Task directions
The records below are to be copied word for word, with every picture left out.
-- Begin Listing --
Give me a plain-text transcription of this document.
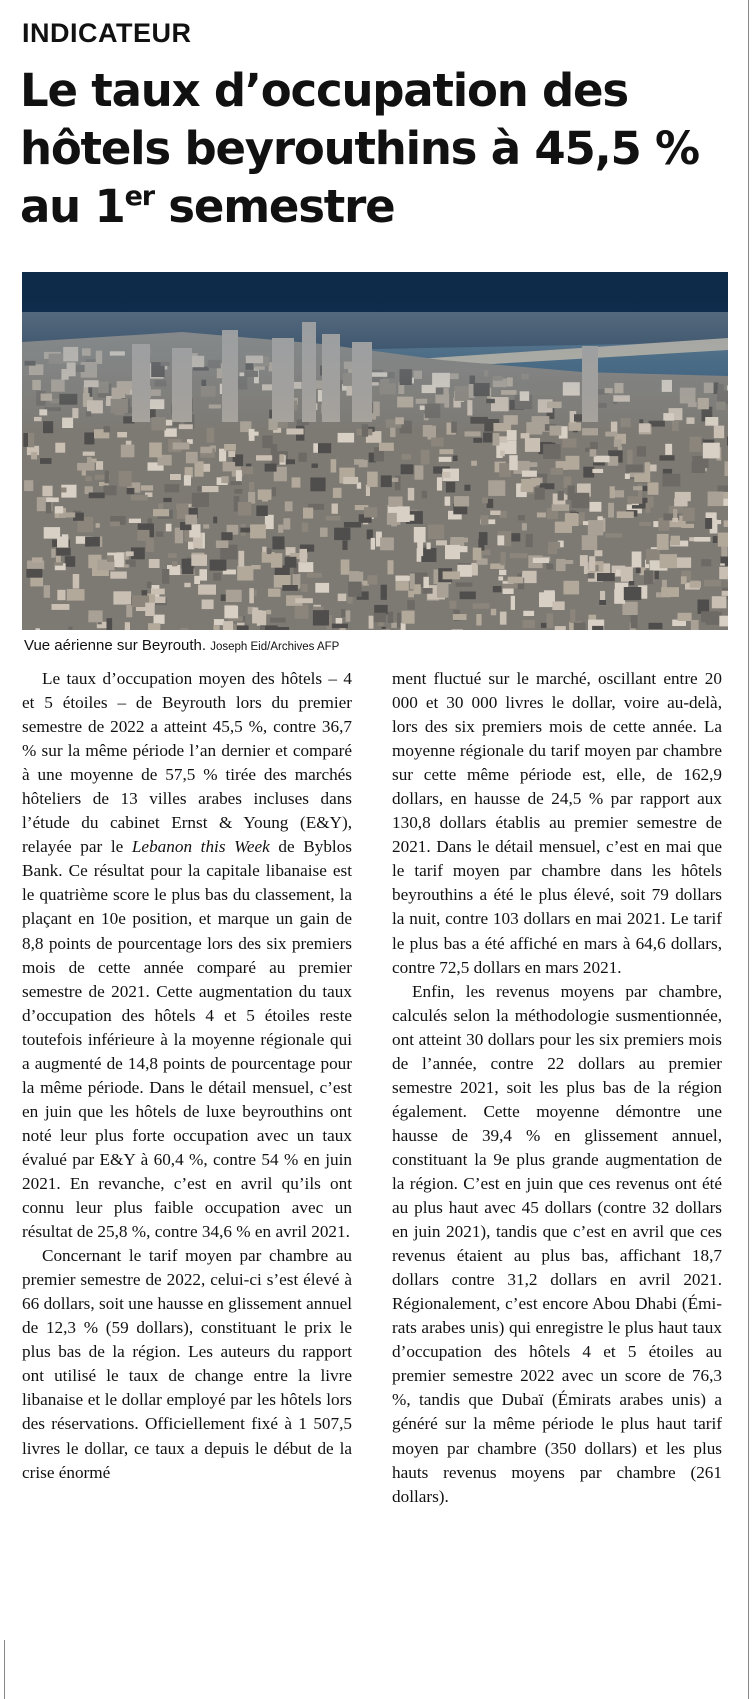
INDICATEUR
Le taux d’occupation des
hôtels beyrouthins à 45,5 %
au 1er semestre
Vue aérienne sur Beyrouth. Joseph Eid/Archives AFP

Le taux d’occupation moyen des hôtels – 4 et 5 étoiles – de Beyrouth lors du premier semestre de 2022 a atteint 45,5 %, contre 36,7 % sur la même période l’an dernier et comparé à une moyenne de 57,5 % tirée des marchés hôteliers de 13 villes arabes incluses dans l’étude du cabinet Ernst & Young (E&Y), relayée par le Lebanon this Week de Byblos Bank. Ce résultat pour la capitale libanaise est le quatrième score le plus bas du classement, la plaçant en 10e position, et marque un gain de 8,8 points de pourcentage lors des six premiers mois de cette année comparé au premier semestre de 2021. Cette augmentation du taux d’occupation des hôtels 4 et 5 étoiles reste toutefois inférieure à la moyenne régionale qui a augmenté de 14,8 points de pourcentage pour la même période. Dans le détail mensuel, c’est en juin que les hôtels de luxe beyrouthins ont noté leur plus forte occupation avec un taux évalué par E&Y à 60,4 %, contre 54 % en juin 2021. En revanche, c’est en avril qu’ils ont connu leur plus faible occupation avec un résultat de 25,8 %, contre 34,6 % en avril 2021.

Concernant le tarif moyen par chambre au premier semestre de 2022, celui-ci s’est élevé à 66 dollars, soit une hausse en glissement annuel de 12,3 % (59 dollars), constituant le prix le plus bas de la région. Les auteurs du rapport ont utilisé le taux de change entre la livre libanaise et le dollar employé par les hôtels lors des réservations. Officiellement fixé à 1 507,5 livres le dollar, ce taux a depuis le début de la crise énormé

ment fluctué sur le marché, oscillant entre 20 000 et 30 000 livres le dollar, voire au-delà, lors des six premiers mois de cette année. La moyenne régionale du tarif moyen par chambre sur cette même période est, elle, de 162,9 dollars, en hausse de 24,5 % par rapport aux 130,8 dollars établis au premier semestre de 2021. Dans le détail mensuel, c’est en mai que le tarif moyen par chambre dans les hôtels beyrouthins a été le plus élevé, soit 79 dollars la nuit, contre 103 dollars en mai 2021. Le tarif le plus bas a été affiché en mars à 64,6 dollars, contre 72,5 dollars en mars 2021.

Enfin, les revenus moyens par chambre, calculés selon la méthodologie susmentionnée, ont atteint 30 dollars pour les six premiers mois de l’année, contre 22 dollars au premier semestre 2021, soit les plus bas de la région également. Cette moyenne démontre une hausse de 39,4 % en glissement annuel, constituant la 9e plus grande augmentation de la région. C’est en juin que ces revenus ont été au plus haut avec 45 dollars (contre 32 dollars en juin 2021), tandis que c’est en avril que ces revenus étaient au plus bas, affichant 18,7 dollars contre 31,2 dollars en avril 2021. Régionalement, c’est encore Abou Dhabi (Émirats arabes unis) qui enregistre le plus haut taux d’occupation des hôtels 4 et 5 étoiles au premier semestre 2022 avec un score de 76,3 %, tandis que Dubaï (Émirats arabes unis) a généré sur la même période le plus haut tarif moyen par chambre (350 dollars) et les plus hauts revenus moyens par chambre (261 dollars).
-- End Listing --
Final result
Give me a plain-text transcription of this document.
INDICATEUR
Le taux d’occupation des
hôtels beyrouthins à 45,5 %
au 1er semestre
Vue aérienne sur Beyrouth. Joseph Eid/Archives AFP

Le taux d’occupation moyen des hôtels – 4 et 5 étoiles – de Beyrouth lors du premier semestre de 2022 a atteint 45,5 %, contre 36,7 % sur la même période l’an dernier et comparé à une moyenne de 57,5 % tirée des marchés hôteliers de 13 villes arabes incluses dans l’étude du cabinet Ernst & Young (E&Y), relayée par le Lebanon this Week de Byblos Bank. Ce résultat pour la capitale libanaise est le quatrième score le plus bas du classement, la plaçant en 10e position, et marque un gain de 8,8 points de pourcentage lors des six premiers mois de cette année comparé au premier semestre de 2021. Cette augmentation du taux d’occupation des hôtels 4 et 5 étoiles reste toutefois inférieure à la moyenne régionale qui a augmenté de 14,8 points de pourcentage pour la même période. Dans le détail mensuel, c’est en juin que les hôtels de luxe beyrouthins ont noté leur plus forte occupation avec un taux évalué par E&Y à 60,4 %, contre 54 % en juin 2021. En revanche, c’est en avril qu’ils ont connu leur plus faible occupation avec un résultat de 25,8 %, contre 34,6 % en avril 2021.

Concernant le tarif moyen par chambre au premier semestre de 2022, celui-ci s’est élevé à 66 dollars, soit une hausse en glissement annuel de 12,3 % (59 dollars), constituant le prix le plus bas de la région. Les auteurs du rapport ont utilisé le taux de change entre la livre libanaise et le dollar employé par les hôtels lors des réservations. Officiellement fixé à 1 507,5 livres le dollar, ce taux a depuis le début de la crise énormé

ment fluctué sur le marché, oscillant entre 20 000 et 30 000 livres le dollar, voire au-delà, lors des six premiers mois de cette année. La moyenne régionale du tarif moyen par chambre sur cette même période est, elle, de 162,9 dollars, en hausse de 24,5 % par rapport aux 130,8 dollars établis au premier semestre de 2021. Dans le détail mensuel, c’est en mai que le tarif moyen par chambre dans les hôtels beyrouthins a été le plus élevé, soit 79 dollars la nuit, contre 103 dollars en mai 2021. Le tarif le plus bas a été affiché en mars à 64,6 dollars, contre 72,5 dollars en mars 2021.

Enfin, les revenus moyens par chambre, calculés selon la méthodologie susmentionnée, ont atteint 30 dollars pour les six premiers mois de l’année, contre 22 dollars au premier semestre 2021, soit les plus bas de la région également. Cette moyenne démontre une hausse de 39,4 % en glissement annuel, constituant la 9e plus grande augmentation de la région. C’est en juin que ces revenus ont été au plus haut avec 45 dollars (contre 32 dollars en juin 2021), tandis que c’est en avril que ces revenus étaient au plus bas, affichant 18,7 dollars contre 31,2 dollars en avril 2021. Régionalement, c’est encore Abou Dhabi (Émirats arabes unis) qui enregistre le plus haut taux d’occupation des hôtels 4 et 5 étoiles au premier semestre 2022 avec un score de 76,3 %, tandis que Dubaï (Émirats arabes unis) a généré sur la même période le plus haut tarif moyen par chambre (350 dollars) et les plus hauts revenus moyens par chambre (261 dollars).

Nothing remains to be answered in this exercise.